Entries supplied:
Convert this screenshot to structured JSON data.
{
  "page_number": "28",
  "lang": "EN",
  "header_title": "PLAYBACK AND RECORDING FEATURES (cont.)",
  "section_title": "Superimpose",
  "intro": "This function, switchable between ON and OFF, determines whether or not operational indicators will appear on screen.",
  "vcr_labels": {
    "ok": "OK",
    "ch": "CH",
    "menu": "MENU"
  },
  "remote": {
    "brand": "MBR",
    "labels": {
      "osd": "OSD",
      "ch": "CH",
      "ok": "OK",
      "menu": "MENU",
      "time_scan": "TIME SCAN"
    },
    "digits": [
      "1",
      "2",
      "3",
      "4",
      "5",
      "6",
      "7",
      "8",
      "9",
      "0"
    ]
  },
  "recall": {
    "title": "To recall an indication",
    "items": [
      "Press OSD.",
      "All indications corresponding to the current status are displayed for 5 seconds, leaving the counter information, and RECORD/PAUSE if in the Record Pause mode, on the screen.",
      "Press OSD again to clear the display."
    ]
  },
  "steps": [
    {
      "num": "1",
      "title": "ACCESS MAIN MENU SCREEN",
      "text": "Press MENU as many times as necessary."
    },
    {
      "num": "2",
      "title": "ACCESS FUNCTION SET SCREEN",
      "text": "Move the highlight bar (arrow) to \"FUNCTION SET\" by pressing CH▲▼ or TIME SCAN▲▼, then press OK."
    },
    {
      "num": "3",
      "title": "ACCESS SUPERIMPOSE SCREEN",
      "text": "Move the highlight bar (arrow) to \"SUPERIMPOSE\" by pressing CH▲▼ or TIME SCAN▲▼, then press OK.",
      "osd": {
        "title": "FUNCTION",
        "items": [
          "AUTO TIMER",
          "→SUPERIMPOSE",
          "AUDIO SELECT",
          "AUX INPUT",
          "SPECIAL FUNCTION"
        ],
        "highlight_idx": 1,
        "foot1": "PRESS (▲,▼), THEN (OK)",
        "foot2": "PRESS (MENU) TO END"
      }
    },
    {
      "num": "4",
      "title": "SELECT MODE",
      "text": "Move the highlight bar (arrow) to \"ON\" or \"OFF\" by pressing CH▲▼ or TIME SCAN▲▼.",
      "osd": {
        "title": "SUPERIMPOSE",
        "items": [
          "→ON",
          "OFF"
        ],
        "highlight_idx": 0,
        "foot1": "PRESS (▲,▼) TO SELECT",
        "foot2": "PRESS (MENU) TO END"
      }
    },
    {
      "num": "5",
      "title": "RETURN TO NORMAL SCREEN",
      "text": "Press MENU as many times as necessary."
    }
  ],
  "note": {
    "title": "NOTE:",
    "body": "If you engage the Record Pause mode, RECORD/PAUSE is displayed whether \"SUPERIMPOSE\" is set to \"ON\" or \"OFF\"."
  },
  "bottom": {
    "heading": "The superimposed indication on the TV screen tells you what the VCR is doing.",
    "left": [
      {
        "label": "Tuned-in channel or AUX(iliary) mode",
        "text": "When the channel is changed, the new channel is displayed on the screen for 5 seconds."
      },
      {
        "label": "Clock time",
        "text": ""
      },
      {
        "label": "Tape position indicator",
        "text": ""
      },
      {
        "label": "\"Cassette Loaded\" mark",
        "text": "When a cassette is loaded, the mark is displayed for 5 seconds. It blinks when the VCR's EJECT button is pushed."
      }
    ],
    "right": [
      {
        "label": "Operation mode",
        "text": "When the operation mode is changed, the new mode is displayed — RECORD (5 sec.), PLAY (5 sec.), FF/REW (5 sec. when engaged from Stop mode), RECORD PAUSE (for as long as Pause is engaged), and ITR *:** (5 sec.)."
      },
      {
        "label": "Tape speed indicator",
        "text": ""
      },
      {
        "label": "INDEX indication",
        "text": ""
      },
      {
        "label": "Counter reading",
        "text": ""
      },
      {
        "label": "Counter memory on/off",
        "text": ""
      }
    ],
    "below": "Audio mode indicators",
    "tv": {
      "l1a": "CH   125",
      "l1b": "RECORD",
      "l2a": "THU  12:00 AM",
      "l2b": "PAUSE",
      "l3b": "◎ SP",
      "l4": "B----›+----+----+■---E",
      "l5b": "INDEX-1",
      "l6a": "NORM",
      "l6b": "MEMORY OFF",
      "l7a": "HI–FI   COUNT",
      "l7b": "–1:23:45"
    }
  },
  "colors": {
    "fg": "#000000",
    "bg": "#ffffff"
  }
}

Problem details: Within the records above, how many lines include the word "recall"? State the number by itself.

Exercise output: 2